• **Objetivo da tarefa**
Por favor, explique em uma a três frases por que, segundo o texto abaixo sobre preconceito, o ressentimento não basta para explicar a aversão a Lula.

• **Trecho selecionado**
___

Preconceito
Humberto Braga

O entendimento mais difundido de elite é o de grupo social dirigente. A utopia socialista profetizou seu fim, mas a ciência política (Michels e outros) demonstrou que toda organização social é inevitavelmente hierarquizada. Contudo, se a elite é permanente, as elites são transitórias, sujeitas ao declínio e ao desaparecimento. Pareto apontou a História como um cemitério de elites. Mas, a elite brasileira, a que agora especificamente me refiro é aquela constituída por segmentos da classe média alta nos grandes centros urbanos; Trata-se, pois, de uma determinada elite. Ela não é vanguarda econômica ou cultural, porém, vê-se como uma aristocracia intrinsecamente superior à massa ignara e anônima. Sua dominante expressão política é a de apaixonada hostilidade ao atual presidente da República. Obviamente, redução da desigualdade social implica perda da importância relativa do estamento superior. Para um grande jornal conservador francês, o recuo da pobreza que está acontecendo no Brasil, sem convulsões, sob a ação governamental, é “spéctaculaire” com a emergência de uma “nouvelle classe moyenne” (Le Figaro, 2/10/2007). Mas, ressentimento não basta para explicar a furiosa aversão a Lula. Presidentes cujos governos foram marcados por violências e perseguições não suscitaram tamanho ódio. Aqui entra o preconceito. No seu negativismo radical, os inimigos do presidente chegam a atribuir os incontestáveis êxitos macroeconômicos do atual governo ao anterior que se encerrou há 5 anos. Outros argumentam que esses êxitos se deveram à conjuntura internacional favorável, como se fosse possível o país crescer numa desfavorável. Na realidade, não estão interessados no desempenho de Lula, pois o que não lhe perdoam é sua origem.

A bandeira que ora mascara o preconceito é a do moralismo, exploração política da moralidade. Esta é incompatível com o preconceito, que não é apenas um colapso da razão, mas também uma afronta ao sentimento de justiça. Para os moralistas, a corrupção política é o mais Importante problema nacional. Só raramente sua atenção se concentra nas grandes questões econômicas e sociais. Catão é paradigma do extremismo moral na política. Na verdade, ele foi um ardente defensor dos privilégios da elite de seu tempo, contrariados pelo “imoral” César.

O moralismo político é fenômeno recidivante na nossa História. Quem não se lembra daqueles líderes purificadores, fumegantes de indignação, que prometiam a regeneração moral do país? Alguns alcançaram o poder, não porém os objetivos que anunciavam. Fosse como fosse, muitos acreditaram neles. A necessidade de denunciar crimes e abusos na política é de rutilante evidência. Mas essas, embora meritórias, não são as atividades públicas fundamentais. Polícia e coleta de lixo são indispensáveis, mas não são as mais relevantes funções do Estado. Reprimir a corrupção é dever indeclinável e permanente dos poderes nacionais, em casos concretos, com estrita observância da lei. Transformar esse dever em cruzada e programa de governo é uma aposta em mistificar os cidadãos e solapar a democracia.

___

• **Amostras de dados**
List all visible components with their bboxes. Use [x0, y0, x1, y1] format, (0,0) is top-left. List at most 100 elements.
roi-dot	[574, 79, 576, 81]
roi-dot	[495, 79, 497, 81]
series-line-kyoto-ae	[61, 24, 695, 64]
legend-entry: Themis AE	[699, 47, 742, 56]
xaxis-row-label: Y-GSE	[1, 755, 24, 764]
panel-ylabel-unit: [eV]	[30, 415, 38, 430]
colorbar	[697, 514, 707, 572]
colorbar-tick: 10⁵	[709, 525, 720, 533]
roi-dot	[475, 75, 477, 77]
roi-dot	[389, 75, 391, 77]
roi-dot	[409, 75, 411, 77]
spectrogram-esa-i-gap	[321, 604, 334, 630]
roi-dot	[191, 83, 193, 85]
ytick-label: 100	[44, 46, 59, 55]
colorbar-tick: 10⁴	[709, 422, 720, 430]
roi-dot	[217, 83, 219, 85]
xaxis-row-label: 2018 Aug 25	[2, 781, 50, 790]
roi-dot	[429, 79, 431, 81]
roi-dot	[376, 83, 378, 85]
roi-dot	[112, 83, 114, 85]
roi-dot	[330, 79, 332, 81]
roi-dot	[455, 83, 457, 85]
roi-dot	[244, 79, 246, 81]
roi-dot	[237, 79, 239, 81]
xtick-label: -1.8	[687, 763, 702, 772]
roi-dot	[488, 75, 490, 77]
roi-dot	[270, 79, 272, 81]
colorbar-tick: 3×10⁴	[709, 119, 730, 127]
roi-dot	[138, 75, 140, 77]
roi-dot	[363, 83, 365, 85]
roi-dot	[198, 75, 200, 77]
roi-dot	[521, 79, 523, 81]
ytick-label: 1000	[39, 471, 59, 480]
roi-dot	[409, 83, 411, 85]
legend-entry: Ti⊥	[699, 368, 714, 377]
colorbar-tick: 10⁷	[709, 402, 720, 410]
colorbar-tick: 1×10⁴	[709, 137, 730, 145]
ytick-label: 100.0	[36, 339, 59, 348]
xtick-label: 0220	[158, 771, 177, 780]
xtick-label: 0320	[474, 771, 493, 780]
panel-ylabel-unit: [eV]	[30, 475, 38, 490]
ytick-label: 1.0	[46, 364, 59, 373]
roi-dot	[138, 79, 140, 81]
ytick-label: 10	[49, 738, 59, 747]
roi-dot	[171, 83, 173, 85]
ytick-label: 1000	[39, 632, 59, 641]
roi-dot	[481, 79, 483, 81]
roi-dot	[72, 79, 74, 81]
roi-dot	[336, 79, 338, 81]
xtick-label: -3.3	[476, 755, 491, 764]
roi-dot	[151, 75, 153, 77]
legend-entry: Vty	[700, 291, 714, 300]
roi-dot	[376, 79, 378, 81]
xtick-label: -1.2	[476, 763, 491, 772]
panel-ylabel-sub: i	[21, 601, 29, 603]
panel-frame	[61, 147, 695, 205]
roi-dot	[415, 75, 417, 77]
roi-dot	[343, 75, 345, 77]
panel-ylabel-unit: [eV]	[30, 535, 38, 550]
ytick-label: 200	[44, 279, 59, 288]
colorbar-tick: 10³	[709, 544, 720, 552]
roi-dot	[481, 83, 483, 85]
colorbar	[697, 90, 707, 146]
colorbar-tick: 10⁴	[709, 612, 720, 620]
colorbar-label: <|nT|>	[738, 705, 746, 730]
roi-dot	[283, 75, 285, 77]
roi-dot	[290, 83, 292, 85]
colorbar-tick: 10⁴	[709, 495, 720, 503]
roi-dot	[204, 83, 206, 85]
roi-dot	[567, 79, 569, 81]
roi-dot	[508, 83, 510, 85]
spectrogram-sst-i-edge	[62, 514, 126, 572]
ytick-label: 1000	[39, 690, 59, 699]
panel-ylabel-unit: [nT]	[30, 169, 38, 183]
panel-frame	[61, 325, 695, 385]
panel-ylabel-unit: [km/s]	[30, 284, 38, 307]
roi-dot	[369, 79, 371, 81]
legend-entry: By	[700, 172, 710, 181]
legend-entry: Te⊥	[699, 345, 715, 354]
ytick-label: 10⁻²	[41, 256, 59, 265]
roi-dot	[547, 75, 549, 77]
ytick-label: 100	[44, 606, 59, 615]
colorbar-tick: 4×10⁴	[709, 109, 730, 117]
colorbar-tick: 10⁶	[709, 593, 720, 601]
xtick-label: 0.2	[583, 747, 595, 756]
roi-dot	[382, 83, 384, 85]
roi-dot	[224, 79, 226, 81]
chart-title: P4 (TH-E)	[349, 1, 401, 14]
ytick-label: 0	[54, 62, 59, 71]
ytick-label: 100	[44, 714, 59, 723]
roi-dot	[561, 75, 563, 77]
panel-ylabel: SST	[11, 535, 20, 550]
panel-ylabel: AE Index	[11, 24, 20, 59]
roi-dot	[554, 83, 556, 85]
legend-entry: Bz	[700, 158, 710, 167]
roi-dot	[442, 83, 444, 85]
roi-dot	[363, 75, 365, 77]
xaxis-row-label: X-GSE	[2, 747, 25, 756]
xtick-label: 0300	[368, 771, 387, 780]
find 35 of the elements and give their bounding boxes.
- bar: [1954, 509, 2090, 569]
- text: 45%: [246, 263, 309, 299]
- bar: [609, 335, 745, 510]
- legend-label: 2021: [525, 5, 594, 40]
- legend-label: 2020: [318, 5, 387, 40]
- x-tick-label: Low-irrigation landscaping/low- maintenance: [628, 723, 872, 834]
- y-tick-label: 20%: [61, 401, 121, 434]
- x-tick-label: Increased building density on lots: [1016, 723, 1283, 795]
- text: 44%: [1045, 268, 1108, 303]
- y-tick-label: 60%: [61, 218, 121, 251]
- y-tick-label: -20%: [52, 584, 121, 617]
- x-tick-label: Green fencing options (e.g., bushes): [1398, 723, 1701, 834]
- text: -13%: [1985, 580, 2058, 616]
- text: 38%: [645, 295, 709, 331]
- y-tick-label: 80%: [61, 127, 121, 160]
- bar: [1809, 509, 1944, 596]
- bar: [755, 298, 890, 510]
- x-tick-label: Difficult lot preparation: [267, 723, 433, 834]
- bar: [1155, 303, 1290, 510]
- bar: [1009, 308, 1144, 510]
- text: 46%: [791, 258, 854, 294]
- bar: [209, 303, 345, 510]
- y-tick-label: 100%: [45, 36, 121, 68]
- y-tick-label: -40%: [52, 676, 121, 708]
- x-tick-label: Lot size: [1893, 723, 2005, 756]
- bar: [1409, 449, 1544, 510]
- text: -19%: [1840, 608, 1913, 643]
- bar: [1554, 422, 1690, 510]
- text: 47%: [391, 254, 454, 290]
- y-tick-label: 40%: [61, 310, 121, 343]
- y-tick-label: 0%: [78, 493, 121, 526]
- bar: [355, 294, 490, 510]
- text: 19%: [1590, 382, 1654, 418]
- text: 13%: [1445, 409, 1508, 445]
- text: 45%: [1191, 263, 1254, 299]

___

• **Resultado do exercício**
Presidentes cujos governos foram marcados por violências e perseguições não provocaram ódio tão grande. Por isso o texto atribui essa aversão ao preconceito: o que os inimigos do presidente não lhe perdoam é a origem dele.